EXERCISE DIRECTIONS: Every record should be written out exactly, please.

SUPPLIED RECORDS:
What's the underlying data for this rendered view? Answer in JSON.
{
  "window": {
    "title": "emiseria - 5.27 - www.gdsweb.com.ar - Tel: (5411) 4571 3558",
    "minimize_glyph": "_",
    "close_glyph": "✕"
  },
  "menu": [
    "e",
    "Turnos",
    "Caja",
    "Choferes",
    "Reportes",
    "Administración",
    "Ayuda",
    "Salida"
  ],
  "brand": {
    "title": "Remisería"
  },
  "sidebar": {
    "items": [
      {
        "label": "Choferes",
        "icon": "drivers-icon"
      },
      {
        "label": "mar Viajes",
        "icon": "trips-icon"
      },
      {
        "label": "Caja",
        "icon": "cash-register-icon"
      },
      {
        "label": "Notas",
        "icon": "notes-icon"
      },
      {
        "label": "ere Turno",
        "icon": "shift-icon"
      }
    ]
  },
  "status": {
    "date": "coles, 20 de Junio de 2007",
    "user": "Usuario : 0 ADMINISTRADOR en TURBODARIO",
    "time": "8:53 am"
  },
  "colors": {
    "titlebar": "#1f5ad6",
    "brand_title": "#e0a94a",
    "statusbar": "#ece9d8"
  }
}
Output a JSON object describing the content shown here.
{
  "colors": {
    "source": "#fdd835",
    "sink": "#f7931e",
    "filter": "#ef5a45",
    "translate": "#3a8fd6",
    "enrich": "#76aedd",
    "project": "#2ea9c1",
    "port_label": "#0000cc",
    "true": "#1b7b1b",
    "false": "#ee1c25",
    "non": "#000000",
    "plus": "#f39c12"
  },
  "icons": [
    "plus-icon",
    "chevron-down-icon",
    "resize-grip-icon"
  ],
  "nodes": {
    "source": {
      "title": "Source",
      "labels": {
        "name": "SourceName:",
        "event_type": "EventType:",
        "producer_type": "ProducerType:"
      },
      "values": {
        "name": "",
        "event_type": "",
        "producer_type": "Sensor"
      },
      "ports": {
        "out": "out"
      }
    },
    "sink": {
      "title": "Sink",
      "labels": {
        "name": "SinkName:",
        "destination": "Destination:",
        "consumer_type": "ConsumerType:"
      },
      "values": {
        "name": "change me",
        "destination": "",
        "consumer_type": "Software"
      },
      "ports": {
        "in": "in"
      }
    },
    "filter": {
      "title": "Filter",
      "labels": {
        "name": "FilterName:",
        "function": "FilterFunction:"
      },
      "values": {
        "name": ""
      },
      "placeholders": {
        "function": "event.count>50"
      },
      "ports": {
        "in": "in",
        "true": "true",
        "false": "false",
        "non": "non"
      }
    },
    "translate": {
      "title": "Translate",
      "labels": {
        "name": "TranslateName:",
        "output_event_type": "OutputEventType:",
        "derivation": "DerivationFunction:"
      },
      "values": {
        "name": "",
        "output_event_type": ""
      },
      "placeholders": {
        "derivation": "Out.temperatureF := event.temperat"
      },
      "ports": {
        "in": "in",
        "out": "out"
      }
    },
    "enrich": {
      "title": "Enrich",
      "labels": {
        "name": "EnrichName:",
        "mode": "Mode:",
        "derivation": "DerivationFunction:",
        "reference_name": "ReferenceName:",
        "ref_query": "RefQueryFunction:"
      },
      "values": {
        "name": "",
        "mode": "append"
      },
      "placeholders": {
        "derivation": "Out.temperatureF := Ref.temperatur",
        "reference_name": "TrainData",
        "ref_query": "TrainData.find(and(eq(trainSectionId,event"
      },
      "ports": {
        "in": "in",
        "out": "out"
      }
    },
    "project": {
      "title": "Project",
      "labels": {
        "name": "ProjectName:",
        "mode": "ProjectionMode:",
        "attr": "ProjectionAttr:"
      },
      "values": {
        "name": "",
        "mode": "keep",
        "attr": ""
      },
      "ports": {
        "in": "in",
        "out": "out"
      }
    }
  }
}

RESULT OF THIS EXERCISE:
What's the underlying data for this rendered view? Answer in JSON.
{
  "window": {
    "title": "emiseria - 5.27 - www.gdsweb.com.ar - Tel: (5411) 4571 3558",
    "minimize_glyph": "_",
    "close_glyph": "✕"
  },
  "menu": [
    "e",
    "Turnos",
    "Caja",
    "Choferes",
    "Reportes",
    "Administración",
    "Ayuda",
    "Salida"
  ],
  "brand": {
    "title": "Remisería"
  },
  "sidebar": {
    "items": [
      {
        "label": "Choferes",
        "icon": "drivers-icon"
      },
      {
        "label": "mar Viajes",
        "icon": "trips-icon"
      },
      {
        "label": "Caja",
        "icon": "cash-register-icon"
      },
      {
        "label": "Notas",
        "icon": "notes-icon"
      },
      {
        "label": "ere Turno",
        "icon": "shift-icon"
      }
    ]
  },
  "status": {
    "date": "coles, 20 de Junio de 2007",
    "user": "Usuario : 0 ADMINISTRADOR en TURBODARIO",
    "time": "8:53 am"
  },
  "colors": {
    "titlebar": "#1f5ad6",
    "brand_title": "#e0a94a",
    "statusbar": "#ece9d8"
  }
}
Output a JSON object describing the content shown here.
{
  "colors": {
    "source": "#fdd835",
    "sink": "#f7931e",
    "filter": "#ef5a45",
    "translate": "#3a8fd6",
    "enrich": "#76aedd",
    "project": "#2ea9c1",
    "port_label": "#0000cc",
    "true": "#1b7b1b",
    "false": "#ee1c25",
    "non": "#000000",
    "plus": "#f39c12"
  },
  "icons": [
    "plus-icon",
    "chevron-down-icon",
    "resize-grip-icon"
  ],
  "nodes": {
    "source": {
      "title": "Source",
      "labels": {
        "name": "SourceName:",
        "event_type": "EventType:",
        "producer_type": "ProducerType:"
      },
      "values": {
        "name": "",
        "event_type": "",
        "producer_type": "Sensor"
      },
      "ports": {
        "out": "out"
      }
    },
    "sink": {
      "title": "Sink",
      "labels": {
        "name": "SinkName:",
        "destination": "Destination:",
        "consumer_type": "ConsumerType:"
      },
      "values": {
        "name": "change me",
        "destination": "",
        "consumer_type": "Software"
      },
      "ports": {
        "in": "in"
      }
    },
    "filter": {
      "title": "Filter",
      "labels": {
        "name": "FilterName:",
        "function": "FilterFunction:"
      },
      "values": {
        "name": ""
      },
      "placeholders": {
        "function": "event.count>50"
      },
      "ports": {
        "in": "in",
        "true": "true",
        "false": "false",
        "non": "non"
      }
    },
    "translate": {
      "title": "Translate",
      "labels": {
        "name": "TranslateName:",
        "output_event_type": "OutputEventType:",
        "derivation": "DerivationFunction:"
      },
      "values": {
        "name": "",
        "output_event_type": ""
      },
      "placeholders": {
        "derivation": "Out.temperatureF := event.temperat"
      },
      "ports": {
        "in": "in",
        "out": "out"
      }
    },
    "enrich": {
      "title": "Enrich",
      "labels": {
        "name": "EnrichName:",
        "mode": "Mode:",
        "derivation": "DerivationFunction:",
        "reference_name": "ReferenceName:",
        "ref_query": "RefQueryFunction:"
      },
      "values": {
        "name": "",
        "mode": "append"
      },
      "placeholders": {
        "derivation": "Out.temperatureF := Ref.temperatur",
        "reference_name": "TrainData",
        "ref_query": "TrainData.find(and(eq(trainSectionId,event"
      },
      "ports": {
        "in": "in",
        "out": "out"
      }
    },
    "project": {
      "title": "Project",
      "labels": {
        "name": "ProjectName:",
        "mode": "ProjectionMode:",
        "attr": "ProjectionAttr:"
      },
      "values": {
        "name": "",
        "mode": "keep",
        "attr": ""
      },
      "ports": {
        "in": "in",
        "out": "out"
      }
    }
  }
}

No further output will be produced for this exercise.